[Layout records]
════════
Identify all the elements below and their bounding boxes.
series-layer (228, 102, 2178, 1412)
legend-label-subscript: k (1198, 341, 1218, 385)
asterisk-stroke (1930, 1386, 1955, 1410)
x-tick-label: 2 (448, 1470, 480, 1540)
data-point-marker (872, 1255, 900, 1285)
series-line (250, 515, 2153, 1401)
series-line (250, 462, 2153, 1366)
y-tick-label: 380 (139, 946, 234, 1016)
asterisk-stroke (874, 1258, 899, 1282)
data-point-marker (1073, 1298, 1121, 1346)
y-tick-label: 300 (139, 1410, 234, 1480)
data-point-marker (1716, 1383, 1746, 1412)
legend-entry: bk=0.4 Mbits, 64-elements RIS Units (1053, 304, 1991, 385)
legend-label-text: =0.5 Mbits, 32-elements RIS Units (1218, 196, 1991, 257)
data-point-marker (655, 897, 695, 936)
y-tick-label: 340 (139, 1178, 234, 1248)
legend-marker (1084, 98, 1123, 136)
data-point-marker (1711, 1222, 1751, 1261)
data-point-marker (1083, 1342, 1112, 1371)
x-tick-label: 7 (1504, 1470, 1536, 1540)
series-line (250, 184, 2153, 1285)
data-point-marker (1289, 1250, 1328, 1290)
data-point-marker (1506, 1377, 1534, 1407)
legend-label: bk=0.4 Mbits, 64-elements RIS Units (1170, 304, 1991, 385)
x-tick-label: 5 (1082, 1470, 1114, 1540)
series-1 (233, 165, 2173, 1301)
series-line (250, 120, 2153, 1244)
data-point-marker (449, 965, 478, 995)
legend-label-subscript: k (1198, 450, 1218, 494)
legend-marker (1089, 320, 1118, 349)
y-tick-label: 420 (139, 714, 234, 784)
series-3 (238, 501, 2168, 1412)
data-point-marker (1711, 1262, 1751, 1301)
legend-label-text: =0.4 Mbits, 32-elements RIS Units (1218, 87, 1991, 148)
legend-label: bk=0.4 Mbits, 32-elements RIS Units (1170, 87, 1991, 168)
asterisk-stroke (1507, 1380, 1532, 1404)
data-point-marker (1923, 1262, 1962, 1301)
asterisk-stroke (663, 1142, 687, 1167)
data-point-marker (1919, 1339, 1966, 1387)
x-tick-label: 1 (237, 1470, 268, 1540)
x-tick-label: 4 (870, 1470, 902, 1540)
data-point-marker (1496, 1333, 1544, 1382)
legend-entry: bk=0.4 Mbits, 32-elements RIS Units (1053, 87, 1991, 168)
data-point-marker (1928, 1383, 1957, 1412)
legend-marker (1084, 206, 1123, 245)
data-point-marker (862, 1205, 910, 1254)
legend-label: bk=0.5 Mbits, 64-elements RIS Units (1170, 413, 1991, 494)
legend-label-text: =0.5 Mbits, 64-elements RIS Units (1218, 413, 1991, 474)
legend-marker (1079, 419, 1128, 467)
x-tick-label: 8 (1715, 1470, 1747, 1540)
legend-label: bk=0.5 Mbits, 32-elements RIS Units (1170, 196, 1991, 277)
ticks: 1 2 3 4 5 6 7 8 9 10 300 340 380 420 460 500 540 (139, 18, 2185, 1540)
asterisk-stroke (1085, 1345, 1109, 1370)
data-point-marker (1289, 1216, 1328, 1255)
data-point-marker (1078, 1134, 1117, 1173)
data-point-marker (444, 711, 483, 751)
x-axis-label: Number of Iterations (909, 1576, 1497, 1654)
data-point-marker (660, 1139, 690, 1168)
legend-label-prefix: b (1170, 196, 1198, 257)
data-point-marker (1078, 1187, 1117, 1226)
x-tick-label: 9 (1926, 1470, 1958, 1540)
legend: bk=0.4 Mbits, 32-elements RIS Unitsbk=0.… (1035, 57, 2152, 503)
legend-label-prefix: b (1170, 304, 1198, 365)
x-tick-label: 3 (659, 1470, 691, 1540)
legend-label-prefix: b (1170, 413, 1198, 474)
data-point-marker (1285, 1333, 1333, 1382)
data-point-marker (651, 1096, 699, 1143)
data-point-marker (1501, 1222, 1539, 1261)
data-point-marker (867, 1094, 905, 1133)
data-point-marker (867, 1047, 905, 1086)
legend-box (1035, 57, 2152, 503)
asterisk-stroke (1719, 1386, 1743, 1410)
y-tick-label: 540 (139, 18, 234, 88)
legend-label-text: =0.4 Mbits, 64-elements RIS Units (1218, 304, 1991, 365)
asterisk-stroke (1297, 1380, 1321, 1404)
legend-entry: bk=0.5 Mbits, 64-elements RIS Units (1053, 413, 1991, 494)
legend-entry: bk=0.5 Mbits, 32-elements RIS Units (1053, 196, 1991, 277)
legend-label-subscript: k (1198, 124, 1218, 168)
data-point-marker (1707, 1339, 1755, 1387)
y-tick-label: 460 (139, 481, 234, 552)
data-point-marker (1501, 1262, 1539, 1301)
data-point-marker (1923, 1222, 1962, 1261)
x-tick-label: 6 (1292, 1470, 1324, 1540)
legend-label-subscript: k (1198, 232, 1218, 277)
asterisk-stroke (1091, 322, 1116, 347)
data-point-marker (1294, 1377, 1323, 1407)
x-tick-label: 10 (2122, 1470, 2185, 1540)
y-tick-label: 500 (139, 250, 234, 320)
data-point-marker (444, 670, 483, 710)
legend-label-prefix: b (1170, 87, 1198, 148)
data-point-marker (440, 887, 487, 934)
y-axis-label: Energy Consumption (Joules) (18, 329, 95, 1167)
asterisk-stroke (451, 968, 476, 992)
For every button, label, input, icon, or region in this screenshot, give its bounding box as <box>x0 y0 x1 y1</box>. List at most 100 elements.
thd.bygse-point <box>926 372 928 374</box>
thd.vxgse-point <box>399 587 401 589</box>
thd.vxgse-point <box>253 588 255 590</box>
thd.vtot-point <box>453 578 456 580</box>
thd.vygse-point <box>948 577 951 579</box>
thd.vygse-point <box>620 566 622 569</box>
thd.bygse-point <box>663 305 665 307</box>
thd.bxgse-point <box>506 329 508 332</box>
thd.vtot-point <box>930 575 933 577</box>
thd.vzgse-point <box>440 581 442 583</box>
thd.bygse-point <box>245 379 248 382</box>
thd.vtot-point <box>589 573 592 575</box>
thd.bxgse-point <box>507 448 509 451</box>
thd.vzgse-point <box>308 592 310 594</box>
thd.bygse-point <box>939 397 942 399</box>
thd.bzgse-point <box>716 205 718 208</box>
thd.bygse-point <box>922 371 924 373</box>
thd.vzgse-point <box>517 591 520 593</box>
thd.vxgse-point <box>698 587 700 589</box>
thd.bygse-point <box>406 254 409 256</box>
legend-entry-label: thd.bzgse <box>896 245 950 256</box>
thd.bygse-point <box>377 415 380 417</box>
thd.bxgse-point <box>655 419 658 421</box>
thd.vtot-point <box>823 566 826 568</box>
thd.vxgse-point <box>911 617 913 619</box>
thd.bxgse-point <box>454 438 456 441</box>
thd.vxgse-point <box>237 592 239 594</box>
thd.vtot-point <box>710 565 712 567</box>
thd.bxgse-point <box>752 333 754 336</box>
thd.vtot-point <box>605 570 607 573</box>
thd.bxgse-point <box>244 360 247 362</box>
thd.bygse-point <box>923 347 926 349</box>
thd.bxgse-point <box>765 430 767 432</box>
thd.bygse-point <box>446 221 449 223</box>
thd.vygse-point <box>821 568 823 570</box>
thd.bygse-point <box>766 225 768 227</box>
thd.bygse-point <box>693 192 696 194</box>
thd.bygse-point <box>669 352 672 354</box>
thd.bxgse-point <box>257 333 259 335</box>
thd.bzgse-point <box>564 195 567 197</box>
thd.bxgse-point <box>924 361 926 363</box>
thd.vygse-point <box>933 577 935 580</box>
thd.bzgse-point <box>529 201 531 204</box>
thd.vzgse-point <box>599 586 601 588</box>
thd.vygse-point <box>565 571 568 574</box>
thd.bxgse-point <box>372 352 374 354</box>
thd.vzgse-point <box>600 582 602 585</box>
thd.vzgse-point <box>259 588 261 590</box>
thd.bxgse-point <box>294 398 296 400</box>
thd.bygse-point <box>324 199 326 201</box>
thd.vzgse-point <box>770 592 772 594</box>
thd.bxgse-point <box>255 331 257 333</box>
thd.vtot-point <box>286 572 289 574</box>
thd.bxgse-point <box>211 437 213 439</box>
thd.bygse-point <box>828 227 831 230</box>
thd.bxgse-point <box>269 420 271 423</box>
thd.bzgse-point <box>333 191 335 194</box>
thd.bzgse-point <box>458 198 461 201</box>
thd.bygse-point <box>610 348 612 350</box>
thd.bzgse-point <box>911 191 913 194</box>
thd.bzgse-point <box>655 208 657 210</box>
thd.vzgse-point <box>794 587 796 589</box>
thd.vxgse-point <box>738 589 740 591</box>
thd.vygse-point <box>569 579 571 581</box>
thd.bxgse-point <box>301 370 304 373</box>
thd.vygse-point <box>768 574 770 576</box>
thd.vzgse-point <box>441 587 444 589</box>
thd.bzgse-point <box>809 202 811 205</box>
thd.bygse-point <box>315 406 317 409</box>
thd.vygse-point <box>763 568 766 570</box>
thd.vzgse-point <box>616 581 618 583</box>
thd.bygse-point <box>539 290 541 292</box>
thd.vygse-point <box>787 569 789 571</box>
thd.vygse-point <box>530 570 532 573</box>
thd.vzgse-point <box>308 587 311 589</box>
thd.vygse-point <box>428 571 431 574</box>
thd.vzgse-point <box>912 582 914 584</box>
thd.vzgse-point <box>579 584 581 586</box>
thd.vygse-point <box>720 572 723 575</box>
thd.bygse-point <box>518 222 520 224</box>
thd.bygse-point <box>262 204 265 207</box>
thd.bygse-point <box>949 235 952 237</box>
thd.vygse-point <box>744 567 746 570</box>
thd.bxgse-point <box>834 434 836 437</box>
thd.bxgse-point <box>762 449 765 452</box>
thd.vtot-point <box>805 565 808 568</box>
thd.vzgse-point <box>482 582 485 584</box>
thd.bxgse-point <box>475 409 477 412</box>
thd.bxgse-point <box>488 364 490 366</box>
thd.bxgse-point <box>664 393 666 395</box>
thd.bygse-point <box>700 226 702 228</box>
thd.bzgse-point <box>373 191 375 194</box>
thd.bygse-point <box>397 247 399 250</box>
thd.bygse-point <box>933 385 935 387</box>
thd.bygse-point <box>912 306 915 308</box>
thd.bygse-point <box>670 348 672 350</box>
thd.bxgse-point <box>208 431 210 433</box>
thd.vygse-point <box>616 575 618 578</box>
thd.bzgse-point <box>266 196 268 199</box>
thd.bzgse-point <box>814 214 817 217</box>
════════
Challenge
Quote, without any change, the rows from the start through the row containing "data-point-marker (1716, 1383, 1746, 1412)", including that row.

Exercise solution
Identify all the elements below and their bounding boxes.
series-layer (228, 102, 2178, 1412)
legend-label-subscript: k (1198, 341, 1218, 385)
asterisk-stroke (1930, 1386, 1955, 1410)
x-tick-label: 2 (448, 1470, 480, 1540)
data-point-marker (872, 1255, 900, 1285)
series-line (250, 515, 2153, 1401)
series-line (250, 462, 2153, 1366)
y-tick-label: 380 (139, 946, 234, 1016)
asterisk-stroke (874, 1258, 899, 1282)
data-point-marker (1073, 1298, 1121, 1346)
y-tick-label: 300 (139, 1410, 234, 1480)
data-point-marker (1716, 1383, 1746, 1412)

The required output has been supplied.